◆ **Exercise details**:
Give the number of lines in the data that hold the word "values", and nothing else.

◆ **Listed entries**:
+++++
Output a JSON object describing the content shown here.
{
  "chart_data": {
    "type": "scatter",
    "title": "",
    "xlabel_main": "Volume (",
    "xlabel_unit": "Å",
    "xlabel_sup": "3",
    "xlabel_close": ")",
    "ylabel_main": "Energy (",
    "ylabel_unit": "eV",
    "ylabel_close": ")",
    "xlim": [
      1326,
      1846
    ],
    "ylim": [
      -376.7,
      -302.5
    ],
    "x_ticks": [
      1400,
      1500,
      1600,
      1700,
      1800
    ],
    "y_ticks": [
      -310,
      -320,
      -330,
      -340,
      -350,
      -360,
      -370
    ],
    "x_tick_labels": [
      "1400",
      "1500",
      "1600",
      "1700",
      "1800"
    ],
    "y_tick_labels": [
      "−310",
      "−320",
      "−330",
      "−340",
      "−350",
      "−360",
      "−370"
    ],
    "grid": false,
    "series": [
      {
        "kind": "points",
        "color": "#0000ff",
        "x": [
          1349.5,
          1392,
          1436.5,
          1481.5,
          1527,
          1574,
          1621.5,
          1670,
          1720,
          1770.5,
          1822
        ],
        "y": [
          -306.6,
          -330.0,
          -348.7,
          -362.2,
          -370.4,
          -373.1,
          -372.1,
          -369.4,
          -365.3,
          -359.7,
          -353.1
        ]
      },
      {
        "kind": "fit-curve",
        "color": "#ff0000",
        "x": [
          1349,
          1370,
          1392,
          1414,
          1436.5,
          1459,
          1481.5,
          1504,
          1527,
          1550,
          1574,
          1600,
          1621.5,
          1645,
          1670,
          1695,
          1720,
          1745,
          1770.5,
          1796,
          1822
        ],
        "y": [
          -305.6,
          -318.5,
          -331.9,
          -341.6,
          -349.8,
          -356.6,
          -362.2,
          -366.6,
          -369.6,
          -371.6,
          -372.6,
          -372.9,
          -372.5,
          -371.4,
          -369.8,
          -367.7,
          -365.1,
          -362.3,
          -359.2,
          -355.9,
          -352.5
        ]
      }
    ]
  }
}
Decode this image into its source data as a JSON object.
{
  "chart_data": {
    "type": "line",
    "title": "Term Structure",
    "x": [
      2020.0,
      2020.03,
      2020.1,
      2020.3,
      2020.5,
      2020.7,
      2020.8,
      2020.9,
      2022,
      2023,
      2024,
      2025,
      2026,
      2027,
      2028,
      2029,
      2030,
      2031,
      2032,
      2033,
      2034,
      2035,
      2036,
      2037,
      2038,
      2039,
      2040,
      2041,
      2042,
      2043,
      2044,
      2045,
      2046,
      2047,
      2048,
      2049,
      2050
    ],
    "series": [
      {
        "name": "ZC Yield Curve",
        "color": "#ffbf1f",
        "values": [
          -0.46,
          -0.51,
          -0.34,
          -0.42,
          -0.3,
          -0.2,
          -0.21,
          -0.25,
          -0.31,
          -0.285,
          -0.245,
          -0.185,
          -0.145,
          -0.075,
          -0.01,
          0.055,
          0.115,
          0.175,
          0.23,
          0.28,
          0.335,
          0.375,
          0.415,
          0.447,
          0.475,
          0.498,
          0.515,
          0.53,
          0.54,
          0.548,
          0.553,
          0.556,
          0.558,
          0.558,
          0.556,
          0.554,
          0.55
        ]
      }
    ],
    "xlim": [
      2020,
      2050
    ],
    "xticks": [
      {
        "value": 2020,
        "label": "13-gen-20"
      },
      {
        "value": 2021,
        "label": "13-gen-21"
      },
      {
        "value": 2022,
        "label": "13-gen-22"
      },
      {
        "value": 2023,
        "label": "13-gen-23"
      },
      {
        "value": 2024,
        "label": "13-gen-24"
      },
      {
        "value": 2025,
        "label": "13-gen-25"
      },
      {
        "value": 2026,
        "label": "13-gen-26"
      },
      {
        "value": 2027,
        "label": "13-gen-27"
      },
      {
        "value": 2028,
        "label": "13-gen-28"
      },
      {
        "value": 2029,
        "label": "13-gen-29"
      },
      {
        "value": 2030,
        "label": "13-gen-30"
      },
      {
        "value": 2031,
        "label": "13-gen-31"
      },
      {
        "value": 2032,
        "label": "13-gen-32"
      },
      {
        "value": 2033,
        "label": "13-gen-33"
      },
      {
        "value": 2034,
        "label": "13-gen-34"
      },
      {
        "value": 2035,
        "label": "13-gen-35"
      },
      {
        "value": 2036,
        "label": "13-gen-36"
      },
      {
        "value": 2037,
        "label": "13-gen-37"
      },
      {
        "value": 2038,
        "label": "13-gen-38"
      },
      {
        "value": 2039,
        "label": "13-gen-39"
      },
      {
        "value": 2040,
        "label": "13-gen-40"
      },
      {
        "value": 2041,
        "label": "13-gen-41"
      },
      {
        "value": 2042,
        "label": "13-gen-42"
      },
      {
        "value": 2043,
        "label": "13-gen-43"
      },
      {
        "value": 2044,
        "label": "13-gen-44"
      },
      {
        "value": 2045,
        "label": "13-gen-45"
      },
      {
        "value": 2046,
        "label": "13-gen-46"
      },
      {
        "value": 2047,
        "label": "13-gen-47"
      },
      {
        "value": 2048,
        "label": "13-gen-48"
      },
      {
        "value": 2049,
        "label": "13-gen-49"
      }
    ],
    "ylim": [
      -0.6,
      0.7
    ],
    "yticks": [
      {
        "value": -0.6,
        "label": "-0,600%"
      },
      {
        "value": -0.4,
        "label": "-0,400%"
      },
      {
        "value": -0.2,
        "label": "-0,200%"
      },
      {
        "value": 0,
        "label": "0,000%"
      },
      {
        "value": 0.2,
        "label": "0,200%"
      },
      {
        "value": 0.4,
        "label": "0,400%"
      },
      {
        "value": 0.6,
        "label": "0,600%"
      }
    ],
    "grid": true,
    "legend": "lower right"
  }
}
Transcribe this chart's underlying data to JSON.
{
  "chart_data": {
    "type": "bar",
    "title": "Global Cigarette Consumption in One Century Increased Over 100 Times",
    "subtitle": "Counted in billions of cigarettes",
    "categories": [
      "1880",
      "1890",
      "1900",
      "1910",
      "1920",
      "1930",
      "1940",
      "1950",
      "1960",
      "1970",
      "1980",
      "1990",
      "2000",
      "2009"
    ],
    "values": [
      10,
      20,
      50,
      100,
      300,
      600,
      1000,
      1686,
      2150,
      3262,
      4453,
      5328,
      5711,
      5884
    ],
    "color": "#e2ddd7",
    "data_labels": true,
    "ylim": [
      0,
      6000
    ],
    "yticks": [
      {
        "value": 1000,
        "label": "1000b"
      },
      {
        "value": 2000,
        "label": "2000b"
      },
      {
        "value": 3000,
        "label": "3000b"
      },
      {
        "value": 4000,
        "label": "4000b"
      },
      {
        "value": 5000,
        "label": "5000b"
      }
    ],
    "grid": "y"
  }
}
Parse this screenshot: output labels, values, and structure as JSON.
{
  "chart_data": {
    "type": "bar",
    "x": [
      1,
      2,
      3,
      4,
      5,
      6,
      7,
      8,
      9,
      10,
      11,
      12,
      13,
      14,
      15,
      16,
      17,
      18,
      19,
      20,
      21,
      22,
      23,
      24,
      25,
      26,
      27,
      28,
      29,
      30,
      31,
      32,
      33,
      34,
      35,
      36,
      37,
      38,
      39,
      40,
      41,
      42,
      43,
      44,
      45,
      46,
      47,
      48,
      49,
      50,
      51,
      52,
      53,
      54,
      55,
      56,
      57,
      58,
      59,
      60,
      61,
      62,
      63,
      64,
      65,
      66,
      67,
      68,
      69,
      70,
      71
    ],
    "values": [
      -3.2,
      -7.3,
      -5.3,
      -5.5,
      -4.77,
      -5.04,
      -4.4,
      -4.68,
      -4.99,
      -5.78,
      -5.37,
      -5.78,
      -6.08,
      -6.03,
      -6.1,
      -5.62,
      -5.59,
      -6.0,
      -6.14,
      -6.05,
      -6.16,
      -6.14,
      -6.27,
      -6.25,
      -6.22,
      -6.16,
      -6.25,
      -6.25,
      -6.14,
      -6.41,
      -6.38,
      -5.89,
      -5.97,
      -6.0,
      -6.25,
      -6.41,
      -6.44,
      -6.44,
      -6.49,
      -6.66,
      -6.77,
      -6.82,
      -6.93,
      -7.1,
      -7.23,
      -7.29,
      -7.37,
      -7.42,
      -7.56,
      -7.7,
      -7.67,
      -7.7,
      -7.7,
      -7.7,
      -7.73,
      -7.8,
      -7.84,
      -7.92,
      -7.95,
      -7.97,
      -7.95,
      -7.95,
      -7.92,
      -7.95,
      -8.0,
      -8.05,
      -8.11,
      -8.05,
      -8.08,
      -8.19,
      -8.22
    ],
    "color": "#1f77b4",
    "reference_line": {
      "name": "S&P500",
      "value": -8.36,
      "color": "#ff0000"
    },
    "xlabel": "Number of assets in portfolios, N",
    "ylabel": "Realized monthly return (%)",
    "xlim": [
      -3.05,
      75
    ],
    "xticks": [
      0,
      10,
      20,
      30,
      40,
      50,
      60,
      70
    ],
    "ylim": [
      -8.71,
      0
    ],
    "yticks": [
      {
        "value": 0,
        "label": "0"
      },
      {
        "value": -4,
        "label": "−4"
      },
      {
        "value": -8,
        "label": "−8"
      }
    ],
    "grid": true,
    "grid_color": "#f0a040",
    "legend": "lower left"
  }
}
+++++
◆ **The answer**:
4